Task details
Format the stretch of the material from the line containing "currency-selector[interactable]: USDT [1203,36,1261,62]" through the line containing "high-value: 1,583.34 [259,42,307,56]" as a numbered list, omitting blank lines.

Material to process
start

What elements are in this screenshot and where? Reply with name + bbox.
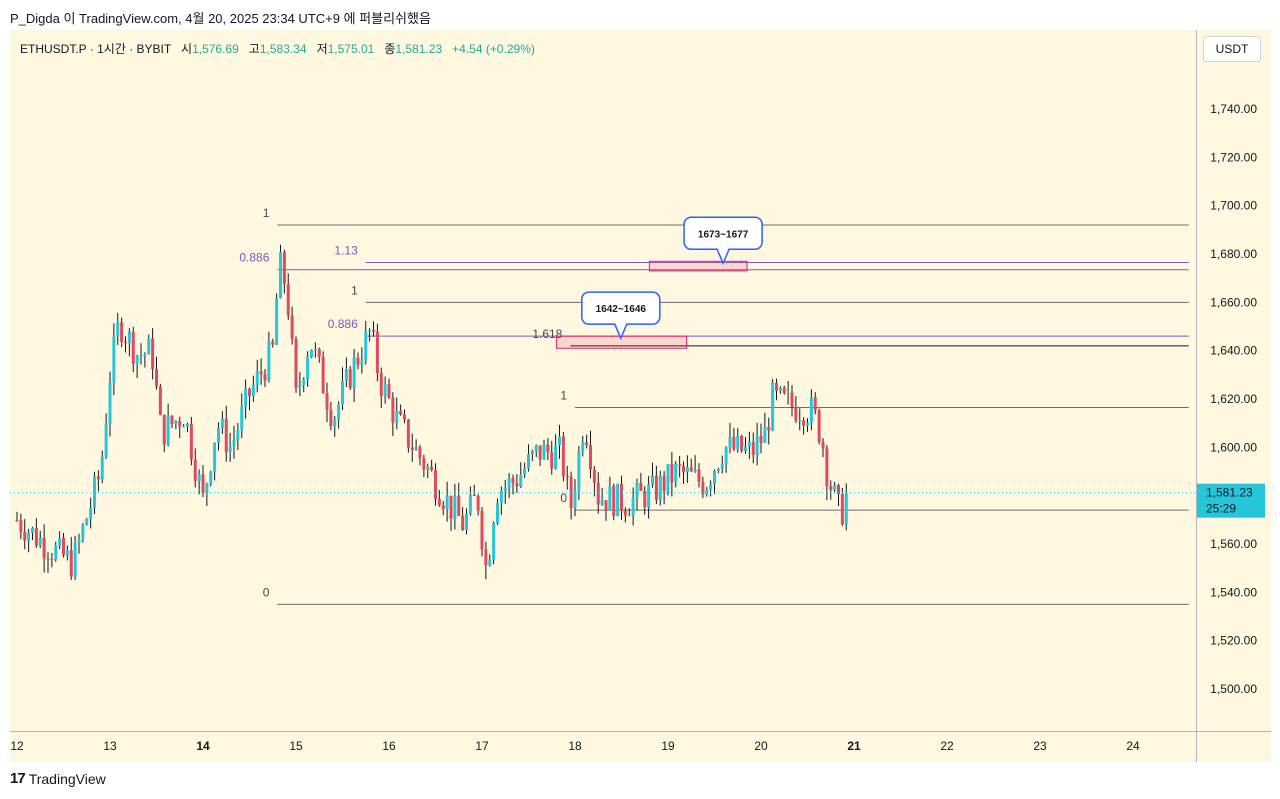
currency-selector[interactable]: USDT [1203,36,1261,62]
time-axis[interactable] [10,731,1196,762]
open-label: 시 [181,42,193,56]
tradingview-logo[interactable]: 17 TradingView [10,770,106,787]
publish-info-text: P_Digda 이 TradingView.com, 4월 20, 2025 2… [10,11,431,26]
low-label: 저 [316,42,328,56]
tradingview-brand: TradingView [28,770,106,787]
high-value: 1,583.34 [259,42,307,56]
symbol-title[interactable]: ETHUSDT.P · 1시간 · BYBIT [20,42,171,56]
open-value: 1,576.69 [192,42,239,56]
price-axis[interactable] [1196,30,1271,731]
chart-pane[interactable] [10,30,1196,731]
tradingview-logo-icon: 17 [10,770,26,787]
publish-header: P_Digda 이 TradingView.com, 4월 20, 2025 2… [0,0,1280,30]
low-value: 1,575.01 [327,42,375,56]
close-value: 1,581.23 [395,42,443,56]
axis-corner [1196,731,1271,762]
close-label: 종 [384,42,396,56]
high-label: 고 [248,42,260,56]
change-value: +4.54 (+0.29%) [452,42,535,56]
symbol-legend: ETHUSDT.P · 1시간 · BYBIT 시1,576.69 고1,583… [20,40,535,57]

end

Exercise answer
1. currency-selector[interactable]: USDT [1203,36,1261,62]
2. time-axis[interactable] [10,731,1196,762]
3. open-label: 시 [181,42,193,56]
4. tradingview-logo[interactable]: 17 TradingView [10,770,106,787]
5. publish-info-text: P_Digda 이 TradingView.com, 4월 20, 2025 2… [10,11,431,26]
6. low-label: 저 [316,42,328,56]
7. tradingview-brand: TradingView [28,770,106,787]
8. high-value: 1,583.34 [259,42,307,56]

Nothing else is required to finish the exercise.